(Stored data)
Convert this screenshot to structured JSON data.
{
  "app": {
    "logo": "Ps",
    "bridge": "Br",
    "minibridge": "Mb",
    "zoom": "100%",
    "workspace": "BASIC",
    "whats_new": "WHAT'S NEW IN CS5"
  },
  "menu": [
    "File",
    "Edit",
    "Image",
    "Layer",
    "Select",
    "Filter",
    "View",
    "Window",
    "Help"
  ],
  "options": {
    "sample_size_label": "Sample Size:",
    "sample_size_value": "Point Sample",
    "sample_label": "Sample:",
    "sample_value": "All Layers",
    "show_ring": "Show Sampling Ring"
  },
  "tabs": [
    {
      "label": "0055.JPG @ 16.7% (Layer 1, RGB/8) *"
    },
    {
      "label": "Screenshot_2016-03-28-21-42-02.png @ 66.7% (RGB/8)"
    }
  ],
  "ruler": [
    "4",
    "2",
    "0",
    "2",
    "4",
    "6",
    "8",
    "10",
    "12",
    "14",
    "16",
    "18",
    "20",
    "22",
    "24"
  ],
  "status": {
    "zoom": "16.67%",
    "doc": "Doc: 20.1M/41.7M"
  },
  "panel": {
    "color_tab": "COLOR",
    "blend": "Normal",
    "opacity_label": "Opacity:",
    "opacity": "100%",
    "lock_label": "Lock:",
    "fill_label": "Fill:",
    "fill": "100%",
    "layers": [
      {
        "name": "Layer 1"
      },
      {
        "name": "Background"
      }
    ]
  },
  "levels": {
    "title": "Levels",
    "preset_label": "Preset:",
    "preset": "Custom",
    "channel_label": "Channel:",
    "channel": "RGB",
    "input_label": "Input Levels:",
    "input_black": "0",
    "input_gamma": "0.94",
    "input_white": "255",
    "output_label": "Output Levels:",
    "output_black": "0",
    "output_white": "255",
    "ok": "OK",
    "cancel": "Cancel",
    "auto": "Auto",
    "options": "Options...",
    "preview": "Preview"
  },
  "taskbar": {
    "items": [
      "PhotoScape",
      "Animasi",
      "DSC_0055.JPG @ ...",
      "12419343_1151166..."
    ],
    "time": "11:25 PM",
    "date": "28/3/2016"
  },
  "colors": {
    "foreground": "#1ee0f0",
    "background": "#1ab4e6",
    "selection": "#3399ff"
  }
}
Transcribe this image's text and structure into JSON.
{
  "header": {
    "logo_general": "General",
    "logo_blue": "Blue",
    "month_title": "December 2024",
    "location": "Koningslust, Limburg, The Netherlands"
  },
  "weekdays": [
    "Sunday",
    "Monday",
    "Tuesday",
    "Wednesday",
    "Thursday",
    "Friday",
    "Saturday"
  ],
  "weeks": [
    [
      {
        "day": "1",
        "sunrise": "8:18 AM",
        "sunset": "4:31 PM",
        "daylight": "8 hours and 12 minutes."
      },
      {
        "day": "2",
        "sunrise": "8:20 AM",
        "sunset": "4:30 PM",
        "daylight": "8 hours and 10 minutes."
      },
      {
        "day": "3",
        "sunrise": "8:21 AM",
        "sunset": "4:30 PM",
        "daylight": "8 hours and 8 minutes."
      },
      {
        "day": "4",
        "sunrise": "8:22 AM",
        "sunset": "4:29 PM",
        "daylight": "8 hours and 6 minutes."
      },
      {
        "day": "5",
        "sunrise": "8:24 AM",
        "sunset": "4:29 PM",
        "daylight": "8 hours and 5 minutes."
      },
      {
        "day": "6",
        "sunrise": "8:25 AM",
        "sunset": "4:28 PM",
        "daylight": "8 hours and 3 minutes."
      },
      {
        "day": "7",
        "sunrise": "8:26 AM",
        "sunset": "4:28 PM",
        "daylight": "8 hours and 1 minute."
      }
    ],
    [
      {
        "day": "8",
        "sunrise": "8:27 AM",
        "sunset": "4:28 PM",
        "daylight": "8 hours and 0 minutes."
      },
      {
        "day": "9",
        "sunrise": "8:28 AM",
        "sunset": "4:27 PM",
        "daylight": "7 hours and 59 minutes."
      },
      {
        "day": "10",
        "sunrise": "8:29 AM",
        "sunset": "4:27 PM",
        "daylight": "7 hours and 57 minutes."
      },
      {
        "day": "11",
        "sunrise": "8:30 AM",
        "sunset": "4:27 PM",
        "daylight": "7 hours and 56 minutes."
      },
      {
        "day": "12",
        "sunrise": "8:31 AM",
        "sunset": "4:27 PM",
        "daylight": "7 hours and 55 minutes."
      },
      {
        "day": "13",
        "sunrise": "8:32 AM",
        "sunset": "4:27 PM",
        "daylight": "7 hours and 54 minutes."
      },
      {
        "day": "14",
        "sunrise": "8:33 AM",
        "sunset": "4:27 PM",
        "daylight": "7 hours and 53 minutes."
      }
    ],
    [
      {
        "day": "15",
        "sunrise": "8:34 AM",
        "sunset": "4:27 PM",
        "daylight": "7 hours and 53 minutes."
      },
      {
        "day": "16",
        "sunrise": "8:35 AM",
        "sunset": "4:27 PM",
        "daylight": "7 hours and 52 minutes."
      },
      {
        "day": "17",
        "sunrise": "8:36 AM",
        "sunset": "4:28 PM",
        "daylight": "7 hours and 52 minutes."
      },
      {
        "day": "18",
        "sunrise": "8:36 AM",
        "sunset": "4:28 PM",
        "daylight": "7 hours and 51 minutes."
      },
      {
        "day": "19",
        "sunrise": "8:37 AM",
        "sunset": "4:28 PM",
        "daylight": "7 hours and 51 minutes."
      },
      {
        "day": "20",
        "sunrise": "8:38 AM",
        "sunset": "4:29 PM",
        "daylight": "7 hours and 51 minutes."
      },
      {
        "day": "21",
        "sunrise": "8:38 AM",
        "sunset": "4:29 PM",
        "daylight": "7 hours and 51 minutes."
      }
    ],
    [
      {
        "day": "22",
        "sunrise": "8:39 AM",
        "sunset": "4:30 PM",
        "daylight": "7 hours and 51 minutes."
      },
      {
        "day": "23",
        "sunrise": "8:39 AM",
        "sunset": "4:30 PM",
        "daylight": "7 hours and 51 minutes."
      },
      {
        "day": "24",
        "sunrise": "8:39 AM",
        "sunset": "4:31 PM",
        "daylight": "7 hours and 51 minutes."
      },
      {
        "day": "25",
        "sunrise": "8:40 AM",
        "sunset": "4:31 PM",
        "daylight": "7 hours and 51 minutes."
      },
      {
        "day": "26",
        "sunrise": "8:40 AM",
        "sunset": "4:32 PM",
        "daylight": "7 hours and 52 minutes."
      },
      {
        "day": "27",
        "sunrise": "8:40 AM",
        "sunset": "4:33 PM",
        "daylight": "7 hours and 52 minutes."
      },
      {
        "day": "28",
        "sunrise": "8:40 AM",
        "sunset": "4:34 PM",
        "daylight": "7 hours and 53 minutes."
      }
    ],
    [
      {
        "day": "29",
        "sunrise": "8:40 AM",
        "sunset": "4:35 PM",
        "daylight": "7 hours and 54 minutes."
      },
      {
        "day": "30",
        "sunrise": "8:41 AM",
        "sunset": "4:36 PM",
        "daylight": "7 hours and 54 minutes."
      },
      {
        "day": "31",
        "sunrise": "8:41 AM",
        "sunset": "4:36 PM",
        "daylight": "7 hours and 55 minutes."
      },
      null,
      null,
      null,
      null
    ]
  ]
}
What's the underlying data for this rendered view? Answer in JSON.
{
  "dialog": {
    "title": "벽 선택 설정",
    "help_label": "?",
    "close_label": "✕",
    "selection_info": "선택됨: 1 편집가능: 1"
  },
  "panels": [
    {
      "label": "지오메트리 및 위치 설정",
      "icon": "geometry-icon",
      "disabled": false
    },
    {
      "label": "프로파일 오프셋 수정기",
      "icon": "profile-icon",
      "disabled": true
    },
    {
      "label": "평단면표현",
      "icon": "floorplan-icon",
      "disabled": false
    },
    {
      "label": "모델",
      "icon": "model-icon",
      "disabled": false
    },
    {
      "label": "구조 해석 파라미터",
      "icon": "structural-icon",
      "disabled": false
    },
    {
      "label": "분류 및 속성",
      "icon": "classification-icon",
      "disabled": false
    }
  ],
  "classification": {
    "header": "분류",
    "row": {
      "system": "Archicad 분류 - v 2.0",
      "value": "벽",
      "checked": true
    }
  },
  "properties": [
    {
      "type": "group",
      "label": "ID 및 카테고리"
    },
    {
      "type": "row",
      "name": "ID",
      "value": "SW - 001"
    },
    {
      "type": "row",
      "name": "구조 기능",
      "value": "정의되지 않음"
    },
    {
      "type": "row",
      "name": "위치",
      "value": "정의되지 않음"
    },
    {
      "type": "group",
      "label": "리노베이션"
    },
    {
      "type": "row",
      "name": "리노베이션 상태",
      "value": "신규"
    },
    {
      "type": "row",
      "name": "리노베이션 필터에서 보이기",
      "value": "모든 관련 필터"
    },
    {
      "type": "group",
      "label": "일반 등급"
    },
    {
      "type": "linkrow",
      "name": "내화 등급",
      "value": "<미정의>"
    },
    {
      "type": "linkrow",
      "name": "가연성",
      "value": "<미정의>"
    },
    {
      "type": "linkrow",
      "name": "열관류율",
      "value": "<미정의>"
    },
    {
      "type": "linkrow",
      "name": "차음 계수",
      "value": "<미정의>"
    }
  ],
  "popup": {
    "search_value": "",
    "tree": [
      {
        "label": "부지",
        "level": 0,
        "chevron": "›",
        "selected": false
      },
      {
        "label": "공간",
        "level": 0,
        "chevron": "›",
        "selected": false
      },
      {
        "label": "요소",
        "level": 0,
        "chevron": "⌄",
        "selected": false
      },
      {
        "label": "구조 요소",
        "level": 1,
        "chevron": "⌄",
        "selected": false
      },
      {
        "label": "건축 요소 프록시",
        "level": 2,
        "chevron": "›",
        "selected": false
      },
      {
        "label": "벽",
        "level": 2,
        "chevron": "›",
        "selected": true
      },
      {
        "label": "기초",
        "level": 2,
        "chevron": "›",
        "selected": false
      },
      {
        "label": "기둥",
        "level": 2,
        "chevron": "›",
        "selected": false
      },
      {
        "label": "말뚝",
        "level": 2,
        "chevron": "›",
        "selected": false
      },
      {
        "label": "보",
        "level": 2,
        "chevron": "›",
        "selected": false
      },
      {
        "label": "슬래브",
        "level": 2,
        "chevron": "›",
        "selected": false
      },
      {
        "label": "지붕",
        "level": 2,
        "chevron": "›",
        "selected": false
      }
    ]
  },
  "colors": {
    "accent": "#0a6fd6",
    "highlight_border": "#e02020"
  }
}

GIVEN REQUEST
Report the number of lines holding the string "icon", without any other words.

RESPONSE FOR THIS EXERCISE
6